Short exercise -
Search the material below for the word "interior". Copy every line that has it.

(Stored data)

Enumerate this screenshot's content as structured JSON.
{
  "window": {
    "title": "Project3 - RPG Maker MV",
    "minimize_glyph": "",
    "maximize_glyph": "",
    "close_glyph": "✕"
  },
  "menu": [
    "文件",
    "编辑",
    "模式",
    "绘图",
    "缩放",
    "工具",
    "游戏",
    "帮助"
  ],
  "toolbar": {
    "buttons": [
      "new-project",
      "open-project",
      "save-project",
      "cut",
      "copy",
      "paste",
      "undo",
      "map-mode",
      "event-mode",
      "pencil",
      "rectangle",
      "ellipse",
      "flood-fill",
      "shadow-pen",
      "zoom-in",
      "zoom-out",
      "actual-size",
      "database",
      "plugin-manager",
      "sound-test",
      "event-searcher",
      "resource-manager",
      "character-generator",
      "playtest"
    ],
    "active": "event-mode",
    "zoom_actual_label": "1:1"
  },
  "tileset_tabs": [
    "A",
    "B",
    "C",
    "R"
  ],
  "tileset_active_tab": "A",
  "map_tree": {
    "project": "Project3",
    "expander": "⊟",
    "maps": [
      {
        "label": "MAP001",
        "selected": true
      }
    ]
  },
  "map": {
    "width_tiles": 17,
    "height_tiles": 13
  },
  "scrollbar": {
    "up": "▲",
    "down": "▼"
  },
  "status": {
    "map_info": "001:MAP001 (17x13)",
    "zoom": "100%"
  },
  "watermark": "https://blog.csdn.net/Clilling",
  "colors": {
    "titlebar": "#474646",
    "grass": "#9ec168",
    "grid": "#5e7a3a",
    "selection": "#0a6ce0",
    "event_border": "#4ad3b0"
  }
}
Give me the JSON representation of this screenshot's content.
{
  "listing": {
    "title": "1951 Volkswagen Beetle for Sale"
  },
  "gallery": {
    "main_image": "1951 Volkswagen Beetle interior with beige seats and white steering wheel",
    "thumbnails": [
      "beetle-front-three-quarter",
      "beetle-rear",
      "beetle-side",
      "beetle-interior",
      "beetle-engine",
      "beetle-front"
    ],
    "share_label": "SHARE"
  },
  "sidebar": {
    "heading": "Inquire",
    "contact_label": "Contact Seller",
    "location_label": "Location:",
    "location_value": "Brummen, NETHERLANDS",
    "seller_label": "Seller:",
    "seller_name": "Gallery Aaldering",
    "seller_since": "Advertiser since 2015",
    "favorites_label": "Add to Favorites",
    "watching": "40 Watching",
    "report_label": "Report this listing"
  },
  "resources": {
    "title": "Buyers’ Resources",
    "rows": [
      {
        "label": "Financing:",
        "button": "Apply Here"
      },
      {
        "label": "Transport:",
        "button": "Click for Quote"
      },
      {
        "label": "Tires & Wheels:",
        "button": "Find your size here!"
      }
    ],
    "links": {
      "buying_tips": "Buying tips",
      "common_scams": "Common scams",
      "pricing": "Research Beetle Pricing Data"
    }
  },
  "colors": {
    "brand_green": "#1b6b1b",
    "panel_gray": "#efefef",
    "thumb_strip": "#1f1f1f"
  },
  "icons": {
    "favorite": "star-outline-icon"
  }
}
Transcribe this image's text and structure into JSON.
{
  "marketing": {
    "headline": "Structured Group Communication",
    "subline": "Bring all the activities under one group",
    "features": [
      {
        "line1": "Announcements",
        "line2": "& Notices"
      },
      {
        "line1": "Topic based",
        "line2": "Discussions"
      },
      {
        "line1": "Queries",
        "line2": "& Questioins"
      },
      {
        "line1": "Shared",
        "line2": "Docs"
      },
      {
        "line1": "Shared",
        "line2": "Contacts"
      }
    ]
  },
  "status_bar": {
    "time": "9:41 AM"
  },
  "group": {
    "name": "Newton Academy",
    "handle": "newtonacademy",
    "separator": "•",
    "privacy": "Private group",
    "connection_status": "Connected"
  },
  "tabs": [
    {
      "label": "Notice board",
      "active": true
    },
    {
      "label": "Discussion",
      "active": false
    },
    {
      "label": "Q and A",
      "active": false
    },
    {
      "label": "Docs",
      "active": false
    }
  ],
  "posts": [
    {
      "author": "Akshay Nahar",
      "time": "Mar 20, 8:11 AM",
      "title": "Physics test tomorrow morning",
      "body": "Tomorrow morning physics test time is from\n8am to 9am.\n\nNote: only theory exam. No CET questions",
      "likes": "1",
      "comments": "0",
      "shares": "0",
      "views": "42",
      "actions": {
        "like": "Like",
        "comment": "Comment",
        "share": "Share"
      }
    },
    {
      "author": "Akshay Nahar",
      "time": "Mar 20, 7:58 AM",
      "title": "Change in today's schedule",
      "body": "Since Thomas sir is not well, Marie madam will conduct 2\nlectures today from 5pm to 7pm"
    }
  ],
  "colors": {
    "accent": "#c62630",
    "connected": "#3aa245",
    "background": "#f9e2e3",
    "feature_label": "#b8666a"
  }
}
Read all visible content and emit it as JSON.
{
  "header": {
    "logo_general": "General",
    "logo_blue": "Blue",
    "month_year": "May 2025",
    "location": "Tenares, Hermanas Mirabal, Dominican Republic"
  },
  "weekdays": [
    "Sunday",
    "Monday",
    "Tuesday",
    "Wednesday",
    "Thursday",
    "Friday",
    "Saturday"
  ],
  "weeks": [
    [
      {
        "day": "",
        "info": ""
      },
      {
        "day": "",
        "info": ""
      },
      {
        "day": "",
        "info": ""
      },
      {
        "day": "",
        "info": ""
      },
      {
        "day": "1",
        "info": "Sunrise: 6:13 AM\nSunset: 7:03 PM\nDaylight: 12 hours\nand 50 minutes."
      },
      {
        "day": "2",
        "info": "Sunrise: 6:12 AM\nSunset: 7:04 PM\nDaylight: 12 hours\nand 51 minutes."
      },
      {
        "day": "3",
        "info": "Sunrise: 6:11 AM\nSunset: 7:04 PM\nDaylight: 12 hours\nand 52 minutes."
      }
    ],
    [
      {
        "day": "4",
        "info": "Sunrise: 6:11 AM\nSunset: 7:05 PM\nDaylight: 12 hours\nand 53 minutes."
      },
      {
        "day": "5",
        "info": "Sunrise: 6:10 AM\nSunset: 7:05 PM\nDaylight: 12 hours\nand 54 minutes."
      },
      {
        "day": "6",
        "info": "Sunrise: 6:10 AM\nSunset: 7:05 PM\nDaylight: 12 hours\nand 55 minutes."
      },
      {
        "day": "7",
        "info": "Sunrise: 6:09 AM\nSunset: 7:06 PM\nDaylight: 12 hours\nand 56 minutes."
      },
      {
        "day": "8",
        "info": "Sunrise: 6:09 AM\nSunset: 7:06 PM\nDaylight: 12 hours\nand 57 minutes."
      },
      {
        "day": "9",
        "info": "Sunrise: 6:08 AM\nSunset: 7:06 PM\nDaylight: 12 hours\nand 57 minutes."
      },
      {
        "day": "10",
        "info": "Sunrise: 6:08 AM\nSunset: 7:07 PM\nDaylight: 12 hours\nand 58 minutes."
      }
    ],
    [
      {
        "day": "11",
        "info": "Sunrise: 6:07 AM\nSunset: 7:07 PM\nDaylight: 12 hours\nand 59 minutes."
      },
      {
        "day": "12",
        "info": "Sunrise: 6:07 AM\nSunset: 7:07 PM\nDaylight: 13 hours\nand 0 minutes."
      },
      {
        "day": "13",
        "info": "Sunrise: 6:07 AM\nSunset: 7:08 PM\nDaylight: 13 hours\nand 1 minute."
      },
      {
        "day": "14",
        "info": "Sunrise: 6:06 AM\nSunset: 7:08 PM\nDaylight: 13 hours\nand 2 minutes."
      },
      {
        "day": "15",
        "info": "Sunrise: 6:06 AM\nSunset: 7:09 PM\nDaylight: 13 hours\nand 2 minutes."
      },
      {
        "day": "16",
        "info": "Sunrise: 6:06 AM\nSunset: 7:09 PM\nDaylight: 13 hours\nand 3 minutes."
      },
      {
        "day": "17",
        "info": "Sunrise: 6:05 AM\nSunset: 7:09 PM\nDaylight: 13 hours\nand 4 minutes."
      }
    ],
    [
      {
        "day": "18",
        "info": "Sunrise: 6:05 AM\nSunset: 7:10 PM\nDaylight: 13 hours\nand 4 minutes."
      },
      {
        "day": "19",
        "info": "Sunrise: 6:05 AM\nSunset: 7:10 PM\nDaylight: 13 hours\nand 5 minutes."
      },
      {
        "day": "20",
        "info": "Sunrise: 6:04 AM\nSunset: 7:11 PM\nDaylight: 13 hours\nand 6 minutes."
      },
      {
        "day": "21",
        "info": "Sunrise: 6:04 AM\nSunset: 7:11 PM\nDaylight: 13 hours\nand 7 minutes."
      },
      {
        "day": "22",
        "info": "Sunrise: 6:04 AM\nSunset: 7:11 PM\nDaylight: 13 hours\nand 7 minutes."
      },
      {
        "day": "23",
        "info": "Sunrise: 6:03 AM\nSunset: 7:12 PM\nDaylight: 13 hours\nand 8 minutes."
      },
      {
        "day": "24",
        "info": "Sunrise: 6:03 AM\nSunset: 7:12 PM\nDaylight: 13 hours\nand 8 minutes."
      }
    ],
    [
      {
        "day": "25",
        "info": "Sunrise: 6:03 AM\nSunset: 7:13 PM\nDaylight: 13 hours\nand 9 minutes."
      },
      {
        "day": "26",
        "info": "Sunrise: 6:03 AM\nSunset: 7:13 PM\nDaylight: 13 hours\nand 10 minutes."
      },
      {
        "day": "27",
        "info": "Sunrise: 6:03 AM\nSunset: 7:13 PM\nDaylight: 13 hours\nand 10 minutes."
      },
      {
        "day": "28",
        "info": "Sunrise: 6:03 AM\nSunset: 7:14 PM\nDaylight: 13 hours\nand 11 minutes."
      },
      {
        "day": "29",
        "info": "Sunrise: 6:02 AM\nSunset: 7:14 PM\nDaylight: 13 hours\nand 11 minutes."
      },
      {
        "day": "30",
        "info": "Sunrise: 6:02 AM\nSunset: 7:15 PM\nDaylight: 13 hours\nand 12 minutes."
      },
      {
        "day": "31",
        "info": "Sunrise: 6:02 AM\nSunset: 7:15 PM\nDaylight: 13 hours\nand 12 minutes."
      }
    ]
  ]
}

The response -
    "main_image": "1951 Volkswagen Beetle interior with beige seats and white steering wheel",
      "beetle-interior",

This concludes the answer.